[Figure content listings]
■ ■ ■ ■ ■ ■ ■
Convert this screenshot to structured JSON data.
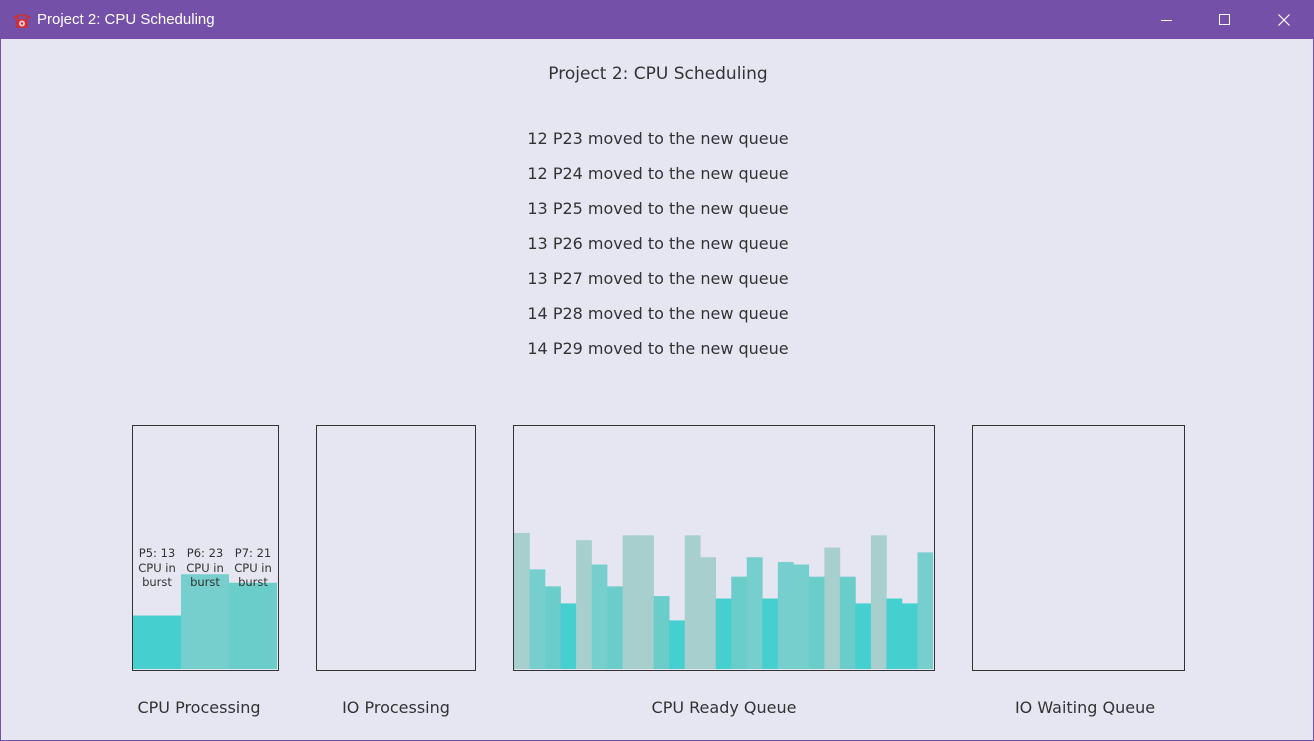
{
  "window": {
    "title": "Project 2: CPU Scheduling",
    "titlebar_color": "#7550a8",
    "background_color": "#e6e6f2"
  },
  "heading": "Project 2: CPU Scheduling",
  "log": [
    "12 P23 moved to the new queue",
    "12 P24 moved to the new queue",
    "13 P25 moved to the new queue",
    "13 P26 moved to the new queue",
    "13 P27 moved to the new queue",
    "14 P28 moved to the new queue",
    "14 P29 moved to the new queue"
  ],
  "panels": {
    "cpu_processing": {
      "label": "CPU Processing",
      "processes": [
        {
          "text": "P5: 13 CPU in burst",
          "lines": [
            "P5: 13",
            "CPU in",
            "burst"
          ],
          "level": 0.22,
          "color": "#45cfcf"
        },
        {
          "text": "P6: 23 CPU in burst",
          "lines": [
            "P6: 23",
            "CPU in",
            "burst"
          ],
          "level": 0.39,
          "color": "#76cfcd"
        },
        {
          "text": "P7: 21 CPU in burst",
          "lines": [
            "P7: 21",
            "CPU in",
            "burst"
          ],
          "level": 0.355,
          "color": "#6acdc9"
        }
      ]
    },
    "io_processing": {
      "label": "IO Processing"
    },
    "cpu_ready_queue": {
      "label": "CPU Ready Queue",
      "bar_levels": [
        0.56,
        0.41,
        0.34,
        0.27,
        0.53,
        0.43,
        0.34,
        0.55,
        0.55,
        0.3,
        0.2,
        0.55,
        0.46,
        0.29,
        0.38,
        0.46,
        0.29,
        0.44,
        0.43,
        0.38,
        0.5,
        0.38,
        0.27,
        0.55,
        0.29,
        0.27,
        0.48
      ],
      "bar_colors": [
        "#a6cfcd",
        "#76cfcd",
        "#6acdc9",
        "#45cfcf",
        "#a6cfcd",
        "#76cfcd",
        "#6acdc9",
        "#a6cfcd",
        "#a6cfcd",
        "#6acdc9",
        "#45cfcf",
        "#a6cfcd",
        "#a6cfcd",
        "#45cfcf",
        "#6acdc9",
        "#76cfcd",
        "#45cfcf",
        "#76cfcd",
        "#76cfcd",
        "#6acdc9",
        "#a6cfcd",
        "#6acdc9",
        "#45cfcf",
        "#a6cfcd",
        "#45cfcf",
        "#45cfcf",
        "#76cfcd"
      ]
    },
    "io_waiting_queue": {
      "label": "IO Waiting Queue"
    }
  }
}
■ ■ ■ ■ ■ ■ ■
Exercise directions ▸ Reproduce the material above in full, exactly, with no images.

Exercise result ▸
Convert this screenshot to structured JSON data.
{
  "window": {
    "title": "Project 2: CPU Scheduling",
    "titlebar_color": "#7550a8",
    "background_color": "#e6e6f2"
  },
  "heading": "Project 2: CPU Scheduling",
  "log": [
    "12 P23 moved to the new queue",
    "12 P24 moved to the new queue",
    "13 P25 moved to the new queue",
    "13 P26 moved to the new queue",
    "13 P27 moved to the new queue",
    "14 P28 moved to the new queue",
    "14 P29 moved to the new queue"
  ],
  "panels": {
    "cpu_processing": {
      "label": "CPU Processing",
      "processes": [
        {
          "text": "P5: 13 CPU in burst",
          "lines": [
            "P5: 13",
            "CPU in",
            "burst"
          ],
          "level": 0.22,
          "color": "#45cfcf"
        },
        {
          "text": "P6: 23 CPU in burst",
          "lines": [
            "P6: 23",
            "CPU in",
            "burst"
          ],
          "level": 0.39,
          "color": "#76cfcd"
        },
        {
          "text": "P7: 21 CPU in burst",
          "lines": [
            "P7: 21",
            "CPU in",
            "burst"
          ],
          "level": 0.355,
          "color": "#6acdc9"
        }
      ]
    },
    "io_processing": {
      "label": "IO Processing"
    },
    "cpu_ready_queue": {
      "label": "CPU Ready Queue",
      "bar_levels": [
        0.56,
        0.41,
        0.34,
        0.27,
        0.53,
        0.43,
        0.34,
        0.55,
        0.55,
        0.3,
        0.2,
        0.55,
        0.46,
        0.29,
        0.38,
        0.46,
        0.29,
        0.44,
        0.43,
        0.38,
        0.5,
        0.38,
        0.27,
        0.55,
        0.29,
        0.27,
        0.48
      ],
      "bar_colors": [
        "#a6cfcd",
        "#76cfcd",
        "#6acdc9",
        "#45cfcf",
        "#a6cfcd",
        "#76cfcd",
        "#6acdc9",
        "#a6cfcd",
        "#a6cfcd",
        "#6acdc9",
        "#45cfcf",
        "#a6cfcd",
        "#a6cfcd",
        "#45cfcf",
        "#6acdc9",
        "#76cfcd",
        "#45cfcf",
        "#76cfcd",
        "#76cfcd",
        "#6acdc9",
        "#a6cfcd",
        "#6acdc9",
        "#45cfcf",
        "#a6cfcd",
        "#45cfcf",
        "#45cfcf",
        "#76cfcd"
      ]
    },
    "io_waiting_queue": {
      "label": "IO Waiting Queue"
    }
  }
}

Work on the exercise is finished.